__REQUEST__:
Copy the data below exactly.

__EXERCISE INPUTS__:
....

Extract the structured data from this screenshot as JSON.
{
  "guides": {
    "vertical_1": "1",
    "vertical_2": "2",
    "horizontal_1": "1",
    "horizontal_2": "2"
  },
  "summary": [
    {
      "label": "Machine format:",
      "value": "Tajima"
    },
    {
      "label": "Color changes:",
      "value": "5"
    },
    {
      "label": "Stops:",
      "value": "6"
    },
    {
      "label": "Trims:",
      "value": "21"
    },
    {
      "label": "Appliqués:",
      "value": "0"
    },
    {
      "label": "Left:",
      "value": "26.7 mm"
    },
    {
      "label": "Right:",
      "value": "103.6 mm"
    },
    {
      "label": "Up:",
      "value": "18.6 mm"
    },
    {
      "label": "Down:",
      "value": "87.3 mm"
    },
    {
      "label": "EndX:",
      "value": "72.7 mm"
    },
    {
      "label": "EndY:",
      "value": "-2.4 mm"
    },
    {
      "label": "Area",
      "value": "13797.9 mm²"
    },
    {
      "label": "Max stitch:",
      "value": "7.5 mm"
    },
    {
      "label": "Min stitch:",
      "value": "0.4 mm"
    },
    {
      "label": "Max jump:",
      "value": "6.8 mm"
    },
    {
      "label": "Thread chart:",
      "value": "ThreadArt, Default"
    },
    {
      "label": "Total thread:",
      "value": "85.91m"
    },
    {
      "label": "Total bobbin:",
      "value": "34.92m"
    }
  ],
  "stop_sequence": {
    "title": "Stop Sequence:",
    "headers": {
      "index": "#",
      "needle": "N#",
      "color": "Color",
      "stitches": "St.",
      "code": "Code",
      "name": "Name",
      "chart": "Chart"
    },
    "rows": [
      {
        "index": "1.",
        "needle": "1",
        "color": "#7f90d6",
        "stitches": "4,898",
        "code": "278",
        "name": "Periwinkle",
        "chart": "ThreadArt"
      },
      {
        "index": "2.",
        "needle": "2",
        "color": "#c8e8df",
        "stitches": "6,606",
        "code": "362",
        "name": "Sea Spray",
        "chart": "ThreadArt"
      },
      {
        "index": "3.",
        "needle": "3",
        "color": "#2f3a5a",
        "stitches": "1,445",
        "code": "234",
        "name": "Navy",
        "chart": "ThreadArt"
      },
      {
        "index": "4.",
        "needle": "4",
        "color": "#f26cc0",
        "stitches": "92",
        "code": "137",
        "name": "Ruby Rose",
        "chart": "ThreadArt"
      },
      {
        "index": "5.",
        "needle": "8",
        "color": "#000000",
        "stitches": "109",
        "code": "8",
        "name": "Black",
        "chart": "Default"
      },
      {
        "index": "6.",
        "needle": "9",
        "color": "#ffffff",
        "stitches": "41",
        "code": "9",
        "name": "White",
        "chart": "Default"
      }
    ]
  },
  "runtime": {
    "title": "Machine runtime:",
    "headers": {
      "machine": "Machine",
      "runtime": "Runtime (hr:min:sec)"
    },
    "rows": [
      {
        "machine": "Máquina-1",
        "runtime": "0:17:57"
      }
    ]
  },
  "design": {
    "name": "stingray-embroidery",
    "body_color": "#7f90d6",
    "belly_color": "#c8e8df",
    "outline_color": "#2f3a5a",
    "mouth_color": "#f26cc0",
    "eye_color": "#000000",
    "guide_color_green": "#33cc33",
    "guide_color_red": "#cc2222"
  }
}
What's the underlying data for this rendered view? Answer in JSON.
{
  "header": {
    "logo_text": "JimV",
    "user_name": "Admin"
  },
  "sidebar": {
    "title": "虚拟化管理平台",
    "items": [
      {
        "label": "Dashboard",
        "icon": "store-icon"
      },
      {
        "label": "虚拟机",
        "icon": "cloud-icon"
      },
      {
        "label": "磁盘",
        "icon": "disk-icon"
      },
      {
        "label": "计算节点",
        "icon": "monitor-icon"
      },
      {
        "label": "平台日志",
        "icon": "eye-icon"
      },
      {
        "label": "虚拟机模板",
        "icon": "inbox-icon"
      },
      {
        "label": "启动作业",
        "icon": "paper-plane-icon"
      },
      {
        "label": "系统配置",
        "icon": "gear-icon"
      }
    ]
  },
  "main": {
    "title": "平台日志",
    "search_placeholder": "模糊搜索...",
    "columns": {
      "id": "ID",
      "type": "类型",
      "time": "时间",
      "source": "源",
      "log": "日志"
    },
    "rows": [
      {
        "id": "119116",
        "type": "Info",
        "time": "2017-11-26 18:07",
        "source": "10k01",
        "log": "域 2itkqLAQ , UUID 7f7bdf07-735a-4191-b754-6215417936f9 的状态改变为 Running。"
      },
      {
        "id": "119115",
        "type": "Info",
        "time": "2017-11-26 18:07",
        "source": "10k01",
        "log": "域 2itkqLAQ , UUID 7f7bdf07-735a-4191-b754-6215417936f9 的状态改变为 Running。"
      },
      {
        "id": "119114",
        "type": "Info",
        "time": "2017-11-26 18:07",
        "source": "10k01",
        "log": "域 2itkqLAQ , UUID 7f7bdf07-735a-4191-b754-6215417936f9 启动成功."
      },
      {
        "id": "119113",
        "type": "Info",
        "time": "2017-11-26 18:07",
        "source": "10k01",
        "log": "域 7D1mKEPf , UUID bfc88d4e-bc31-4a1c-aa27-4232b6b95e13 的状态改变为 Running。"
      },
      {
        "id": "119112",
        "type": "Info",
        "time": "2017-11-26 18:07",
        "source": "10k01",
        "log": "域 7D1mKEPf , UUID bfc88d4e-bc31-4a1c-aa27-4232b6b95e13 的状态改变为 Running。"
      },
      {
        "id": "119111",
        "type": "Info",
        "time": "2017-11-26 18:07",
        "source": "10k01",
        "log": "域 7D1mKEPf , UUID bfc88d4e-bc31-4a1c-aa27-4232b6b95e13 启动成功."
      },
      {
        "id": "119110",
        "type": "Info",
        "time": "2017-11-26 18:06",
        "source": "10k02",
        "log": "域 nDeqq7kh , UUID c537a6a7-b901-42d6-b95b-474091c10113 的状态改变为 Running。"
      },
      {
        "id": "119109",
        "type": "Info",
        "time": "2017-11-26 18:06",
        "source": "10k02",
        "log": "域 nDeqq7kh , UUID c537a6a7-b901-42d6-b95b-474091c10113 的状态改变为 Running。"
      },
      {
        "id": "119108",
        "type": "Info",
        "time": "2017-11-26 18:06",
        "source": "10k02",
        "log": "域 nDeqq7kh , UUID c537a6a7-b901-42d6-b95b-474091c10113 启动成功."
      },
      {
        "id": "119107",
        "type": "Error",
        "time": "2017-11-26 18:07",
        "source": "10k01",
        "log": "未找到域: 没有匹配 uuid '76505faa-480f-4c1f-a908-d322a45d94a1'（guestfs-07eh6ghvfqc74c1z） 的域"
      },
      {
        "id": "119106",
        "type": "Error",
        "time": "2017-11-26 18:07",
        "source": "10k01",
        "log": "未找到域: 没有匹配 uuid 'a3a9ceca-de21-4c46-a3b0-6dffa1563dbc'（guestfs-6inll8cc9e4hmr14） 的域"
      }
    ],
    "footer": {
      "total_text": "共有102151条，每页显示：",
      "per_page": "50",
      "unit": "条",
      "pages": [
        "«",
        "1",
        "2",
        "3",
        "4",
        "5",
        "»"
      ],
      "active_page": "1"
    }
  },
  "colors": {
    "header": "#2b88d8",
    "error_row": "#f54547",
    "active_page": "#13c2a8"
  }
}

....

__CORRECT ANSWER__:
Extract the structured data from this screenshot as JSON.
{
  "guides": {
    "vertical_1": "1",
    "vertical_2": "2",
    "horizontal_1": "1",
    "horizontal_2": "2"
  },
  "summary": [
    {
      "label": "Machine format:",
      "value": "Tajima"
    },
    {
      "label": "Color changes:",
      "value": "5"
    },
    {
      "label": "Stops:",
      "value": "6"
    },
    {
      "label": "Trims:",
      "value": "21"
    },
    {
      "label": "Appliqués:",
      "value": "0"
    },
    {
      "label": "Left:",
      "value": "26.7 mm"
    },
    {
      "label": "Right:",
      "value": "103.6 mm"
    },
    {
      "label": "Up:",
      "value": "18.6 mm"
    },
    {
      "label": "Down:",
      "value": "87.3 mm"
    },
    {
      "label": "EndX:",
      "value": "72.7 mm"
    },
    {
      "label": "EndY:",
      "value": "-2.4 mm"
    },
    {
      "label": "Area",
      "value": "13797.9 mm²"
    },
    {
      "label": "Max stitch:",
      "value": "7.5 mm"
    },
    {
      "label": "Min stitch:",
      "value": "0.4 mm"
    },
    {
      "label": "Max jump:",
      "value": "6.8 mm"
    },
    {
      "label": "Thread chart:",
      "value": "ThreadArt, Default"
    },
    {
      "label": "Total thread:",
      "value": "85.91m"
    },
    {
      "label": "Total bobbin:",
      "value": "34.92m"
    }
  ],
  "stop_sequence": {
    "title": "Stop Sequence:",
    "headers": {
      "index": "#",
      "needle": "N#",
      "color": "Color",
      "stitches": "St.",
      "code": "Code",
      "name": "Name",
      "chart": "Chart"
    },
    "rows": [
      {
        "index": "1.",
        "needle": "1",
        "color": "#7f90d6",
        "stitches": "4,898",
        "code": "278",
        "name": "Periwinkle",
        "chart": "ThreadArt"
      },
      {
        "index": "2.",
        "needle": "2",
        "color": "#c8e8df",
        "stitches": "6,606",
        "code": "362",
        "name": "Sea Spray",
        "chart": "ThreadArt"
      },
      {
        "index": "3.",
        "needle": "3",
        "color": "#2f3a5a",
        "stitches": "1,445",
        "code": "234",
        "name": "Navy",
        "chart": "ThreadArt"
      },
      {
        "index": "4.",
        "needle": "4",
        "color": "#f26cc0",
        "stitches": "92",
        "code": "137",
        "name": "Ruby Rose",
        "chart": "ThreadArt"
      },
      {
        "index": "5.",
        "needle": "8",
        "color": "#000000",
        "stitches": "109",
        "code": "8",
        "name": "Black",
        "chart": "Default"
      },
      {
        "index": "6.",
        "needle": "9",
        "color": "#ffffff",
        "stitches": "41",
        "code": "9",
        "name": "White",
        "chart": "Default"
      }
    ]
  },
  "runtime": {
    "title": "Machine runtime:",
    "headers": {
      "machine": "Machine",
      "runtime": "Runtime (hr:min:sec)"
    },
    "rows": [
      {
        "machine": "Máquina-1",
        "runtime": "0:17:57"
      }
    ]
  },
  "design": {
    "name": "stingray-embroidery",
    "body_color": "#7f90d6",
    "belly_color": "#c8e8df",
    "outline_color": "#2f3a5a",
    "mouth_color": "#f26cc0",
    "eye_color": "#000000",
    "guide_color_green": "#33cc33",
    "guide_color_red": "#cc2222"
  }
}
What's the underlying data for this rendered view? Answer in JSON.
{
  "header": {
    "logo_text": "JimV",
    "user_name": "Admin"
  },
  "sidebar": {
    "title": "虚拟化管理平台",
    "items": [
      {
        "label": "Dashboard",
        "icon": "store-icon"
      },
      {
        "label": "虚拟机",
        "icon": "cloud-icon"
      },
      {
        "label": "磁盘",
        "icon": "disk-icon"
      },
      {
        "label": "计算节点",
        "icon": "monitor-icon"
      },
      {
        "label": "平台日志",
        "icon": "eye-icon"
      },
      {
        "label": "虚拟机模板",
        "icon": "inbox-icon"
      },
      {
        "label": "启动作业",
        "icon": "paper-plane-icon"
      },
      {
        "label": "系统配置",
        "icon": "gear-icon"
      }
    ]
  },
  "main": {
    "title": "平台日志",
    "search_placeholder": "模糊搜索...",
    "columns": {
      "id": "ID",
      "type": "类型",
      "time": "时间",
      "source": "源",
      "log": "日志"
    },
    "rows": [
      {
        "id": "119116",
        "type": "Info",
        "time": "2017-11-26 18:07",
        "source": "10k01",
        "log": "域 2itkqLAQ , UUID 7f7bdf07-735a-4191-b754-6215417936f9 的状态改变为 Running。"
      },
      {
        "id": "119115",
        "type": "Info",
        "time": "2017-11-26 18:07",
        "source": "10k01",
        "log": "域 2itkqLAQ , UUID 7f7bdf07-735a-4191-b754-6215417936f9 的状态改变为 Running。"
      },
      {
        "id": "119114",
        "type": "Info",
        "time": "2017-11-26 18:07",
        "source": "10k01",
        "log": "域 2itkqLAQ , UUID 7f7bdf07-735a-4191-b754-6215417936f9 启动成功."
      },
      {
        "id": "119113",
        "type": "Info",
        "time": "2017-11-26 18:07",
        "source": "10k01",
        "log": "域 7D1mKEPf , UUID bfc88d4e-bc31-4a1c-aa27-4232b6b95e13 的状态改变为 Running。"
      },
      {
        "id": "119112",
        "type": "Info",
        "time": "2017-11-26 18:07",
        "source": "10k01",
        "log": "域 7D1mKEPf , UUID bfc88d4e-bc31-4a1c-aa27-4232b6b95e13 的状态改变为 Running。"
      },
      {
        "id": "119111",
        "type": "Info",
        "time": "2017-11-26 18:07",
        "source": "10k01",
        "log": "域 7D1mKEPf , UUID bfc88d4e-bc31-4a1c-aa27-4232b6b95e13 启动成功."
      },
      {
        "id": "119110",
        "type": "Info",
        "time": "2017-11-26 18:06",
        "source": "10k02",
        "log": "域 nDeqq7kh , UUID c537a6a7-b901-42d6-b95b-474091c10113 的状态改变为 Running。"
      },
      {
        "id": "119109",
        "type": "Info",
        "time": "2017-11-26 18:06",
        "source": "10k02",
        "log": "域 nDeqq7kh , UUID c537a6a7-b901-42d6-b95b-474091c10113 的状态改变为 Running。"
      },
      {
        "id": "119108",
        "type": "Info",
        "time": "2017-11-26 18:06",
        "source": "10k02",
        "log": "域 nDeqq7kh , UUID c537a6a7-b901-42d6-b95b-474091c10113 启动成功."
      },
      {
        "id": "119107",
        "type": "Error",
        "time": "2017-11-26 18:07",
        "source": "10k01",
        "log": "未找到域: 没有匹配 uuid '76505faa-480f-4c1f-a908-d322a45d94a1'（guestfs-07eh6ghvfqc74c1z） 的域"
      },
      {
        "id": "119106",
        "type": "Error",
        "time": "2017-11-26 18:07",
        "source": "10k01",
        "log": "未找到域: 没有匹配 uuid 'a3a9ceca-de21-4c46-a3b0-6dffa1563dbc'（guestfs-6inll8cc9e4hmr14） 的域"
      }
    ],
    "footer": {
      "total_text": "共有102151条，每页显示：",
      "per_page": "50",
      "unit": "条",
      "pages": [
        "«",
        "1",
        "2",
        "3",
        "4",
        "5",
        "»"
      ],
      "active_page": "1"
    }
  },
  "colors": {
    "header": "#2b88d8",
    "error_row": "#f54547",
    "active_page": "#13c2a8"
  }
}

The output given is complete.